* [MATERIAL PROVIDED]:
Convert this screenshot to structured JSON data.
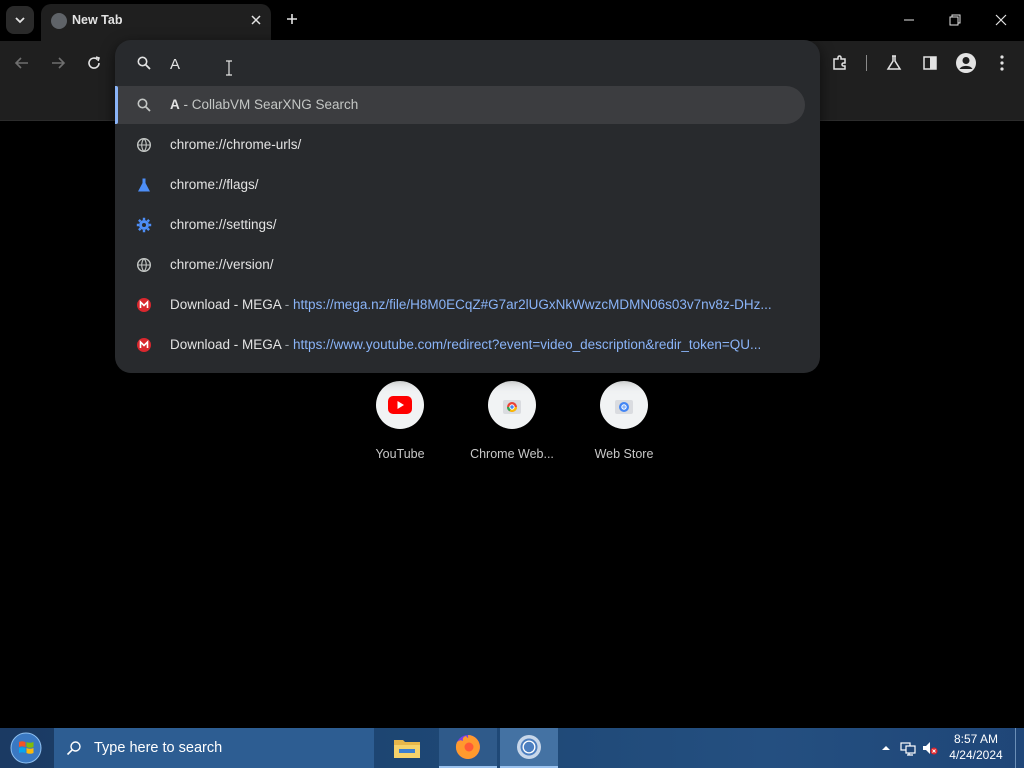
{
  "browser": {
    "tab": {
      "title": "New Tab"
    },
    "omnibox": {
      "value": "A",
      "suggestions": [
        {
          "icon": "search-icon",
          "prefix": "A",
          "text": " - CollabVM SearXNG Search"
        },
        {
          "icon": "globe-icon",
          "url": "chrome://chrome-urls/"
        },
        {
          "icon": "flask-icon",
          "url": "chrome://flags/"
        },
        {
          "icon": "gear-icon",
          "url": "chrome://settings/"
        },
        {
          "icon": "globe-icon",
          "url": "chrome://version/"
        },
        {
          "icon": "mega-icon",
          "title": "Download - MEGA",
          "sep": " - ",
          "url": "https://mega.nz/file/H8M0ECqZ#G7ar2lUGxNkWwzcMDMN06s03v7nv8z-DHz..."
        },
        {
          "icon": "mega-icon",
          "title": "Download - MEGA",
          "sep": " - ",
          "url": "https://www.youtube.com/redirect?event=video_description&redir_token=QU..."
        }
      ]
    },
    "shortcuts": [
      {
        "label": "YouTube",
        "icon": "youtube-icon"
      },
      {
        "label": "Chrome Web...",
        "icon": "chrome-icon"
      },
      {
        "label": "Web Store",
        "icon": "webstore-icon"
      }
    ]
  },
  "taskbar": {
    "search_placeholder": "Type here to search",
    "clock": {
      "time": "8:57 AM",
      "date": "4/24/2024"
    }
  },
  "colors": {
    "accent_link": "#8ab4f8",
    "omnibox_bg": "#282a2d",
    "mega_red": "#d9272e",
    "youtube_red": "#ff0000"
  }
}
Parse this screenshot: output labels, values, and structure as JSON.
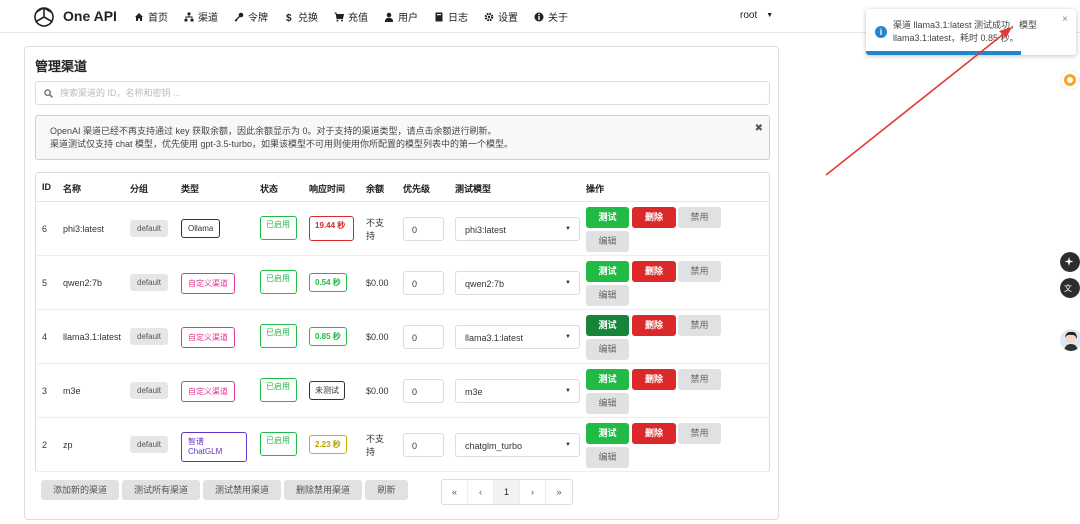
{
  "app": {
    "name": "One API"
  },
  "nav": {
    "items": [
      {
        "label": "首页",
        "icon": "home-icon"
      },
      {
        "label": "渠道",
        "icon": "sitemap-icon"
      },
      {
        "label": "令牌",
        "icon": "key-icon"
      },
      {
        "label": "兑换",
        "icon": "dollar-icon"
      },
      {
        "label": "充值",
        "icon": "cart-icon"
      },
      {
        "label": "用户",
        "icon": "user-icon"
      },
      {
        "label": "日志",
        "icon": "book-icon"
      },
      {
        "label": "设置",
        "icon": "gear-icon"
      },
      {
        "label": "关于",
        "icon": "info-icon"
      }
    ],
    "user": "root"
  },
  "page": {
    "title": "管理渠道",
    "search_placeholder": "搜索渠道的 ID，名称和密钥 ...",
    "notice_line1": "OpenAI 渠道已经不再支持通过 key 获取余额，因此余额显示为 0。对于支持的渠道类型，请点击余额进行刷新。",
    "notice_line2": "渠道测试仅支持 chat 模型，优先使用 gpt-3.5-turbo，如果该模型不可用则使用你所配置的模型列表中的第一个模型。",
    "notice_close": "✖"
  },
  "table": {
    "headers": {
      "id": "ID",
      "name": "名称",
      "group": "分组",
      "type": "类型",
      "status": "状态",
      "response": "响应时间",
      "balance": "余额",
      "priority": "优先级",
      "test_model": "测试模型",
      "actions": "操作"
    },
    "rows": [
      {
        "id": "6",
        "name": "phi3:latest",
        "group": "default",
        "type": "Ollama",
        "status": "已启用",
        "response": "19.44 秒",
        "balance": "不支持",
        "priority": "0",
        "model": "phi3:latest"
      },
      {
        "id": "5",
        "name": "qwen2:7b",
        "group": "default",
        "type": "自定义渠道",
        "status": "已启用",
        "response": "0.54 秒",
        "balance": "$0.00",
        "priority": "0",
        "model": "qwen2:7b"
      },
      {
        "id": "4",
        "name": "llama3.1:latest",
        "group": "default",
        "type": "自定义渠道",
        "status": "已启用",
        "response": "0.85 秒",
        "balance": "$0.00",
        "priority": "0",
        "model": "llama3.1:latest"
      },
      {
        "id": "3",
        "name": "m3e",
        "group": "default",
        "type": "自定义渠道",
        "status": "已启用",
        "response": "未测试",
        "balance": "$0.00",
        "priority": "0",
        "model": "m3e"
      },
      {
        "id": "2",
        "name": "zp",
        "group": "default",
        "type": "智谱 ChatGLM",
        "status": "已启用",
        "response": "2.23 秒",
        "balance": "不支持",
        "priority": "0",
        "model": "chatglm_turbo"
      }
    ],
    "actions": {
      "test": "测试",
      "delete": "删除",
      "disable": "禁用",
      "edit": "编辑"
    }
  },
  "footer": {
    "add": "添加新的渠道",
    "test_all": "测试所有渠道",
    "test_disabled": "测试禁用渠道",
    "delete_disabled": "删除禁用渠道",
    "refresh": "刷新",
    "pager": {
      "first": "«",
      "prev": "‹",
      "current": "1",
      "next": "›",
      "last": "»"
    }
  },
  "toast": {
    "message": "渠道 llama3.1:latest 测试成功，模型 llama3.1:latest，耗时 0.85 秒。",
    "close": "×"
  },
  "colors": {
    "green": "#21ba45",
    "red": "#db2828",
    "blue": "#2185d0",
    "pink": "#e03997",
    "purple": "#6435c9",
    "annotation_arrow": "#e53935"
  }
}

* [EXERCISE DESCRIPTION]:
Quote every entry exactly, with the pictures omitted.

* [RESULT]:
Convert this screenshot to structured JSON data.
{
  "browser": {
    "tab": {
      "title": "New Tab"
    },
    "omnibox": {
      "value": "A",
      "suggestions": [
        {
          "icon": "search-icon",
          "prefix": "A",
          "text": " - CollabVM SearXNG Search"
        },
        {
          "icon": "globe-icon",
          "url": "chrome://chrome-urls/"
        },
        {
          "icon": "flask-icon",
          "url": "chrome://flags/"
        },
        {
          "icon": "gear-icon",
          "url": "chrome://settings/"
        },
        {
          "icon": "globe-icon",
          "url": "chrome://version/"
        },
        {
          "icon": "mega-icon",
          "title": "Download - MEGA",
          "sep": " - ",
          "url": "https://mega.nz/file/H8M0ECqZ#G7ar2lUGxNkWwzcMDMN06s03v7nv8z-DHz..."
        },
        {
          "icon": "mega-icon",
          "title": "Download - MEGA",
          "sep": " - ",
          "url": "https://www.youtube.com/redirect?event=video_description&redir_token=QU..."
        }
      ]
    },
    "shortcuts": [
      {
        "label": "YouTube",
        "icon": "youtube-icon"
      },
      {
        "label": "Chrome Web...",
        "icon": "chrome-icon"
      },
      {
        "label": "Web Store",
        "icon": "webstore-icon"
      }
    ]
  },
  "taskbar": {
    "search_placeholder": "Type here to search",
    "clock": {
      "time": "8:57 AM",
      "date": "4/24/2024"
    }
  },
  "colors": {
    "accent_link": "#8ab4f8",
    "omnibox_bg": "#282a2d",
    "mega_red": "#d9272e",
    "youtube_red": "#ff0000"
  }
}
Parse this screenshot: output labels, values, and structure as JSON.
{
  "app": {
    "name": "One API"
  },
  "nav": {
    "items": [
      {
        "label": "首页",
        "icon": "home-icon"
      },
      {
        "label": "渠道",
        "icon": "sitemap-icon"
      },
      {
        "label": "令牌",
        "icon": "key-icon"
      },
      {
        "label": "兑换",
        "icon": "dollar-icon"
      },
      {
        "label": "充值",
        "icon": "cart-icon"
      },
      {
        "label": "用户",
        "icon": "user-icon"
      },
      {
        "label": "日志",
        "icon": "book-icon"
      },
      {
        "label": "设置",
        "icon": "gear-icon"
      },
      {
        "label": "关于",
        "icon": "info-icon"
      }
    ],
    "user": "root"
  },
  "page": {
    "title": "管理渠道",
    "search_placeholder": "搜索渠道的 ID，名称和密钥 ...",
    "notice_line1": "OpenAI 渠道已经不再支持通过 key 获取余额，因此余额显示为 0。对于支持的渠道类型，请点击余额进行刷新。",
    "notice_line2": "渠道测试仅支持 chat 模型，优先使用 gpt-3.5-turbo，如果该模型不可用则使用你所配置的模型列表中的第一个模型。",
    "notice_close": "✖"
  },
  "table": {
    "headers": {
      "id": "ID",
      "name": "名称",
      "group": "分组",
      "type": "类型",
      "status": "状态",
      "response": "响应时间",
      "balance": "余额",
      "priority": "优先级",
      "test_model": "测试模型",
      "actions": "操作"
    },
    "rows": [
      {
        "id": "6",
        "name": "phi3:latest",
        "group": "default",
        "type": "Ollama",
        "status": "已启用",
        "response": "19.44 秒",
        "balance": "不支持",
        "priority": "0",
        "model": "phi3:latest"
      },
      {
        "id": "5",
        "name": "qwen2:7b",
        "group": "default",
        "type": "自定义渠道",
        "status": "已启用",
        "response": "0.54 秒",
        "balance": "$0.00",
        "priority": "0",
        "model": "qwen2:7b"
      },
      {
        "id": "4",
        "name": "llama3.1:latest",
        "group": "default",
        "type": "自定义渠道",
        "status": "已启用",
        "response": "0.85 秒",
        "balance": "$0.00",
        "priority": "0",
        "model": "llama3.1:latest"
      },
      {
        "id": "3",
        "name": "m3e",
        "group": "default",
        "type": "自定义渠道",
        "status": "已启用",
        "response": "未测试",
        "balance": "$0.00",
        "priority": "0",
        "model": "m3e"
      },
      {
        "id": "2",
        "name": "zp",
        "group": "default",
        "type": "智谱 ChatGLM",
        "status": "已启用",
        "response": "2.23 秒",
        "balance": "不支持",
        "priority": "0",
        "model": "chatglm_turbo"
      }
    ],
    "actions": {
      "test": "测试",
      "delete": "删除",
      "disable": "禁用",
      "edit": "编辑"
    }
  },
  "footer": {
    "add": "添加新的渠道",
    "test_all": "测试所有渠道",
    "test_disabled": "测试禁用渠道",
    "delete_disabled": "删除禁用渠道",
    "refresh": "刷新",
    "pager": {
      "first": "«",
      "prev": "‹",
      "current": "1",
      "next": "›",
      "last": "»"
    }
  },
  "toast": {
    "message": "渠道 llama3.1:latest 测试成功，模型 llama3.1:latest，耗时 0.85 秒。",
    "close": "×"
  },
  "colors": {
    "green": "#21ba45",
    "red": "#db2828",
    "blue": "#2185d0",
    "pink": "#e03997",
    "purple": "#6435c9",
    "annotation_arrow": "#e53935"
  }
}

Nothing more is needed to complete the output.